** begin DATASET EXCERPTS **

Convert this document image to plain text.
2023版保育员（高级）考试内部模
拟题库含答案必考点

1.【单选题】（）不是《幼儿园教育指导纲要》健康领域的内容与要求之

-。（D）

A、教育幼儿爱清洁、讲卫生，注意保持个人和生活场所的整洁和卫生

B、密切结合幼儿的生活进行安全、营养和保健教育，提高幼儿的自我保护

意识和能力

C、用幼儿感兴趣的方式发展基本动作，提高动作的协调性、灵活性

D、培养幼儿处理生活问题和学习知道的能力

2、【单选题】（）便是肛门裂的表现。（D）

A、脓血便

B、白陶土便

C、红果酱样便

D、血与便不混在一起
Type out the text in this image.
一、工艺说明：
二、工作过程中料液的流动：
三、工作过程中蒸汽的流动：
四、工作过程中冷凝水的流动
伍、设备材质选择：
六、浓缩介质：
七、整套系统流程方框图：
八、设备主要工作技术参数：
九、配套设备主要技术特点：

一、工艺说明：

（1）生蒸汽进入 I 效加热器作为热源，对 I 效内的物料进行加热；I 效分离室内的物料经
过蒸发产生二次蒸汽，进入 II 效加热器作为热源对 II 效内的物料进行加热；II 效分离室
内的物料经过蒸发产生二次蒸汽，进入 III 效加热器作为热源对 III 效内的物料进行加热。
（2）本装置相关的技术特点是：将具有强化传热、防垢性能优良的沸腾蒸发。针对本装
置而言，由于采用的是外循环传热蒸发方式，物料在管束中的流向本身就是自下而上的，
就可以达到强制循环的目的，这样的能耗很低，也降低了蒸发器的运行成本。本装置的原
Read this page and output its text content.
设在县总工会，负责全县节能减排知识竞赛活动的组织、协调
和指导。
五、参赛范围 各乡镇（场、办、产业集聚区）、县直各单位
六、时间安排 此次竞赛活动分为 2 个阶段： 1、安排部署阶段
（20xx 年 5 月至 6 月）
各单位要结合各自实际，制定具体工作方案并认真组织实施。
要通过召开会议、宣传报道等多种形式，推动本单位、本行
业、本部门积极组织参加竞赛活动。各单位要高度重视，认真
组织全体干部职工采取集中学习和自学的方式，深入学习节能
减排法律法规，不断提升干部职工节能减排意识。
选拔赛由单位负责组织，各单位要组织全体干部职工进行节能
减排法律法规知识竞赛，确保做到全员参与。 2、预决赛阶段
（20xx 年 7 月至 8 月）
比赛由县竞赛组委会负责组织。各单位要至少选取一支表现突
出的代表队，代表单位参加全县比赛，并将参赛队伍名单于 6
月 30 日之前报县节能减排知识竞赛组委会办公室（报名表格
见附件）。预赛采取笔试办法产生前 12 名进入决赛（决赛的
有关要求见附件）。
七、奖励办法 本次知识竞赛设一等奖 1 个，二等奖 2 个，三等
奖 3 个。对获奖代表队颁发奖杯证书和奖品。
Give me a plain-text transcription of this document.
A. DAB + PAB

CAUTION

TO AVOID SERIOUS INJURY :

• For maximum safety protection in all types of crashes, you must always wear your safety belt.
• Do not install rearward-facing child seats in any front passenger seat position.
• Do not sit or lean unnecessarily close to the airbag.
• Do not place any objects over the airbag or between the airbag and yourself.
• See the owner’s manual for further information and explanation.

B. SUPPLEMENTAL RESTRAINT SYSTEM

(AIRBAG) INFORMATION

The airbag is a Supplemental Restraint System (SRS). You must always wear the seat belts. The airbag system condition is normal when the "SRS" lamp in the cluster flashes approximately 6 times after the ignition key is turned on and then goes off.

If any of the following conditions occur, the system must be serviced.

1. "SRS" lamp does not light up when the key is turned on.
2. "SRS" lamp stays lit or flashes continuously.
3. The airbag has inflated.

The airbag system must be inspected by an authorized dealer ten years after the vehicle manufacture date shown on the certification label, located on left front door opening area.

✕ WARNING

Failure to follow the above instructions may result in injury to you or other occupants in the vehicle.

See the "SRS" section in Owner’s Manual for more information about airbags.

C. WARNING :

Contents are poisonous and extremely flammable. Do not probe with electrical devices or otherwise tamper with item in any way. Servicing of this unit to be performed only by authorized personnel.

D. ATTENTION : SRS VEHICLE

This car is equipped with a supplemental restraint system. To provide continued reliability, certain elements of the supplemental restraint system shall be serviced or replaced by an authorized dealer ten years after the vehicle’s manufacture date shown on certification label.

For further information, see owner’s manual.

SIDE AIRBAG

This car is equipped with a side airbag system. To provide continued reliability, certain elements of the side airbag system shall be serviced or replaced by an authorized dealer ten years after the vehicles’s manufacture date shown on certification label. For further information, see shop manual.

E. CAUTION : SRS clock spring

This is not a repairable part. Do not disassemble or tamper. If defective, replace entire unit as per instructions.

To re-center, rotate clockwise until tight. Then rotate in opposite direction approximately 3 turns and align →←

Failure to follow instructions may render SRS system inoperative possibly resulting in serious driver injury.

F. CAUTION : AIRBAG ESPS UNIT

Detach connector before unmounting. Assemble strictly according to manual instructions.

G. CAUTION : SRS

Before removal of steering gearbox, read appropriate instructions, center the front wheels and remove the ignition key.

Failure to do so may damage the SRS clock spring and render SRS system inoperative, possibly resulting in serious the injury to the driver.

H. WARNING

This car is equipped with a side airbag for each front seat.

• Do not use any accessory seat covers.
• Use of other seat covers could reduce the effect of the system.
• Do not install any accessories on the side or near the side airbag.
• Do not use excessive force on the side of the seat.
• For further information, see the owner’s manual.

** end DATASET EXCERPTS **

__EXERCISE PROMPT__: Transcribe every record above exactly as it appears.

__TASK RESULT__:
Convert this document image to plain text.
2023版保育员（高级）考试内部模
拟题库含答案必考点

1.【单选题】（）不是《幼儿园教育指导纲要》健康领域的内容与要求之

-。（D）

A、教育幼儿爱清洁、讲卫生，注意保持个人和生活场所的整洁和卫生

B、密切结合幼儿的生活进行安全、营养和保健教育，提高幼儿的自我保护

意识和能力

C、用幼儿感兴趣的方式发展基本动作，提高动作的协调性、灵活性

D、培养幼儿处理生活问题和学习知道的能力

2、【单选题】（）便是肛门裂的表现。（D）

A、脓血便

B、白陶土便

C、红果酱样便

D、血与便不混在一起
Type out the text in this image.
一、工艺说明：
二、工作过程中料液的流动：
三、工作过程中蒸汽的流动：
四、工作过程中冷凝水的流动
伍、设备材质选择：
六、浓缩介质：
七、整套系统流程方框图：
八、设备主要工作技术参数：
九、配套设备主要技术特点：

一、工艺说明：

（1）生蒸汽进入 I 效加热器作为热源，对 I 效内的物料进行加热；I 效分离室内的物料经
过蒸发产生二次蒸汽，进入 II 效加热器作为热源对 II 效内的物料进行加热；II 效分离室
内的物料经过蒸发产生二次蒸汽，进入 III 效加热器作为热源对 III 效内的物料进行加热。
（2）本装置相关的技术特点是：将具有强化传热、防垢性能优良的沸腾蒸发。针对本装
置而言，由于采用的是外循环传热蒸发方式，物料在管束中的流向本身就是自下而上的，
就可以达到强制循环的目的，这样的能耗很低，也降低了蒸发器的运行成本。本装置的原
Read this page and output its text content.
设在县总工会，负责全县节能减排知识竞赛活动的组织、协调
和指导。
五、参赛范围 各乡镇（场、办、产业集聚区）、县直各单位
六、时间安排 此次竞赛活动分为 2 个阶段： 1、安排部署阶段
（20xx 年 5 月至 6 月）
各单位要结合各自实际，制定具体工作方案并认真组织实施。
要通过召开会议、宣传报道等多种形式，推动本单位、本行
业、本部门积极组织参加竞赛活动。各单位要高度重视，认真
组织全体干部职工采取集中学习和自学的方式，深入学习节能
减排法律法规，不断提升干部职工节能减排意识。
选拔赛由单位负责组织，各单位要组织全体干部职工进行节能
减排法律法规知识竞赛，确保做到全员参与。 2、预决赛阶段
（20xx 年 7 月至 8 月）
比赛由县竞赛组委会负责组织。各单位要至少选取一支表现突
出的代表队，代表单位参加全县比赛，并将参赛队伍名单于 6
月 30 日之前报县节能减排知识竞赛组委会办公室（报名表格
见附件）。预赛采取笔试办法产生前 12 名进入决赛（决赛的
有关要求见附件）。
七、奖励办法 本次知识竞赛设一等奖 1 个，二等奖 2 个，三等
奖 3 个。对获奖代表队颁发奖杯证书和奖品。
Give me a plain-text transcription of this document.
A. DAB + PAB

CAUTION

TO AVOID SERIOUS INJURY :

• For maximum safety protection in all types of crashes, you must always wear your safety belt.
• Do not install rearward-facing child seats in any front passenger seat position.
• Do not sit or lean unnecessarily close to the airbag.
• Do not place any objects over the airbag or between the airbag and yourself.
• See the owner’s manual for further information and explanation.

B. SUPPLEMENTAL RESTRAINT SYSTEM

(AIRBAG) INFORMATION

The airbag is a Supplemental Restraint System (SRS). You must always wear the seat belts. The airbag system condition is normal when the "SRS" lamp in the cluster flashes approximately 6 times after the ignition key is turned on and then goes off.

If any of the following conditions occur, the system must be serviced.

1. "SRS" lamp does not light up when the key is turned on.
2. "SRS" lamp stays lit or flashes continuously.
3. The airbag has inflated.

The airbag system must be inspected by an authorized dealer ten years after the vehicle manufacture date shown on the certification label, located on left front door opening area.

✕ WARNING

Failure to follow the above instructions may result in injury to you or other occupants in the vehicle.

See the "SRS" section in Owner’s Manual for more information about airbags.

C. WARNING :

Contents are poisonous and extremely flammable. Do not probe with electrical devices or otherwise tamper with item in any way. Servicing of this unit to be performed only by authorized personnel.

D. ATTENTION : SRS VEHICLE

This car is equipped with a supplemental restraint system. To provide continued reliability, certain elements of the supplemental restraint system shall be serviced or replaced by an authorized dealer ten years after the vehicle’s manufacture date shown on certification label.

For further information, see owner’s manual.

SIDE AIRBAG

This car is equipped with a side airbag system. To provide continued reliability, certain elements of the side airbag system shall be serviced or replaced by an authorized dealer ten years after the vehicles’s manufacture date shown on certification label. For further information, see shop manual.

E. CAUTION : SRS clock spring

This is not a repairable part. Do not disassemble or tamper. If defective, replace entire unit as per instructions.

To re-center, rotate clockwise until tight. Then rotate in opposite direction approximately 3 turns and align →←

Failure to follow instructions may render SRS system inoperative possibly resulting in serious driver injury.

F. CAUTION : AIRBAG ESPS UNIT

Detach connector before unmounting. Assemble strictly according to manual instructions.

G. CAUTION : SRS

Before removal of steering gearbox, read appropriate instructions, center the front wheels and remove the ignition key.

Failure to do so may damage the SRS clock spring and render SRS system inoperative, possibly resulting in serious the injury to the driver.

H. WARNING

This car is equipped with a side airbag for each front seat.

• Do not use any accessory seat covers.
• Use of other seat covers could reduce the effect of the system.
• Do not install any accessories on the side or near the side airbag.
• Do not use excessive force on the side of the seat.
• For further information, see the owner’s manual.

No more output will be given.